# [Exercise]
Within the records that follow, find every line containing the string "aber". Copy those lines.
---------- Data lines
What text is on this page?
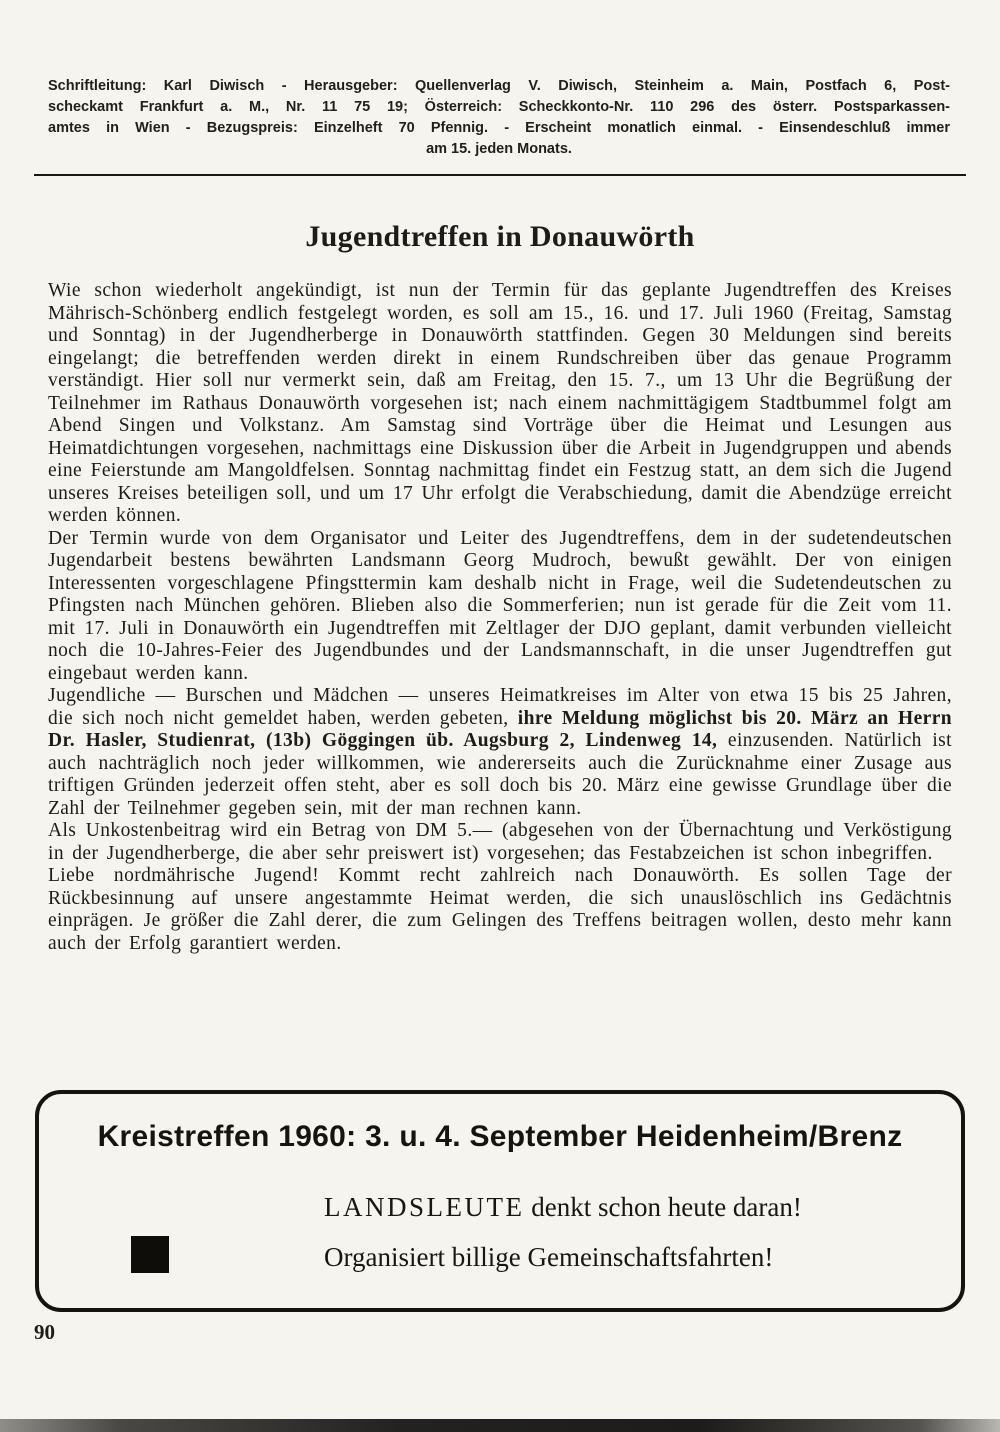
Schriftleitung: Karl Diwisch - Herausgeber: Quellenverlag V. Diwisch, Steinheim a. Main, Postfach 6, Post-
scheckamt Frankfurt a. M., Nr. 11 75 19; Österreich: Scheckkonto-Nr. 110 296 des österr. Postsparkassen-
amtes in Wien - Bezugspreis: Einzelheft 70 Pfennig. - Erscheint monatlich einmal. - Einsendeschluß immer
am 15. jeden Monats.
Jugendtreffen in Donauwörth

Wie schon wiederholt angekündigt, ist nun der Termin für das geplante Jugendtreffen des Kreises Mährisch-Schönberg endlich festgelegt worden, es soll am 15., 16. und 17. Juli 1960 (Freitag, Samstag und Sonntag) in der Jugendherberge in Donauwörth stattfinden. Gegen 30 Meldungen sind bereits eingelangt; die betreffenden werden direkt in einem Rundschreiben über das genaue Programm verständigt. Hier soll nur vermerkt sein, daß am Freitag, den 15. 7., um 13 Uhr die Begrüßung der Teilnehmer im Rathaus Donauwörth vorgesehen ist; nach einem nachmittägigem Stadtbummel folgt am Abend Singen und Volkstanz. Am Samstag sind Vorträge über die Heimat und Lesungen aus Heimatdichtungen vorgesehen, nachmittags eine Diskussion über die Arbeit in Jugendgruppen und abends eine Feierstunde am Mangoldfelsen. Sonntag nachmittag findet ein Festzug statt, an dem sich die Jugend unseres Kreises beteiligen soll, und um 17 Uhr erfolgt die Verabschiedung, damit die Abendzüge erreicht werden können.

Der Termin wurde von dem Organisator und Leiter des Jugendtreffens, dem in der sudetendeutschen Jugendarbeit bestens bewährten Landsmann Georg Mudroch, bewußt gewählt. Der von einigen Interessenten vorgeschlagene Pfingsttermin kam deshalb nicht in Frage, weil die Sudetendeutschen zu Pfingsten nach München gehören. Blieben also die Sommerferien; nun ist gerade für die Zeit vom 11. mit 17. Juli in Donauwörth ein Jugendtreffen mit Zeltlager der DJO geplant, damit verbunden vielleicht noch die 10-Jahres-Feier des Jugendbundes und der Landsmannschaft, in die unser Jugendtreffen gut eingebaut werden kann.

Jugendliche — Burschen und Mädchen — unseres Heimatkreises im Alter von etwa 15 bis 25 Jahren, die sich noch nicht gemeldet haben, werden gebeten, ihre Meldung möglichst bis 20. März an Herrn Dr. Hasler, Studienrat, (13b) Göggingen üb. Augsburg 2, Lindenweg 14, einzusenden. Natürlich ist auch nachträglich noch jeder willkommen, wie andererseits auch die Zurücknahme einer Zusage aus triftigen Gründen jederzeit offen steht, aber es soll doch bis 20. März eine gewisse Grundlage über die Zahl der Teilnehmer gegeben sein, mit der man rechnen kann.

Als Unkostenbeitrag wird ein Betrag von DM 5.— (abgesehen von der Übernachtung und Verköstigung in der Jugendherberge, die aber sehr preiswert ist) vorgesehen; das Festabzeichen ist schon inbegriffen.

Liebe nordmährische Jugend! Kommt recht zahlreich nach Donauwörth. Es sollen Tage der Rückbesinnung auf unsere angestammte Heimat werden, die sich unauslöschlich ins Gedächtnis einprägen. Je größer die Zahl derer, die zum Gelingen des Treffens beitragen wollen, desto mehr kann auch der Erfolg garantiert werden.

Kreistreffen 1960: 3. u. 4. September Heidenheim/Brenz
LANDSLEUTE denkt schon heute daran!
Organisiert billige Gemeinschaftsfahrten!
90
--------------------
# [Completed task]
Jugendliche — Burschen und Mädchen — unseres Heimatkreises im Alter von etwa 15 bis 25 Jahren, die sich noch nicht gemeldet haben, werden gebeten, ihre Meldung möglichst bis 20. März an Herrn Dr. Hasler, Studienrat, (13b) Göggingen üb. Augsburg 2, Lindenweg 14, einzusenden. Natürlich ist auch nachträglich noch jeder willkommen, wie andererseits auch die Zurücknahme einer Zusage aus triftigen Gründen jederzeit offen steht, aber es soll doch bis 20. März eine gewisse Grundlage über die Zahl der Teilnehmer gegeben sein, mit der man rechnen kann.
Als Unkostenbeitrag wird ein Betrag von DM 5.— (abgesehen von der Übernachtung und Verköstigung in der Jugendherberge, die aber sehr preiswert ist) vorgesehen; das Festabzeichen ist schon inbegriffen.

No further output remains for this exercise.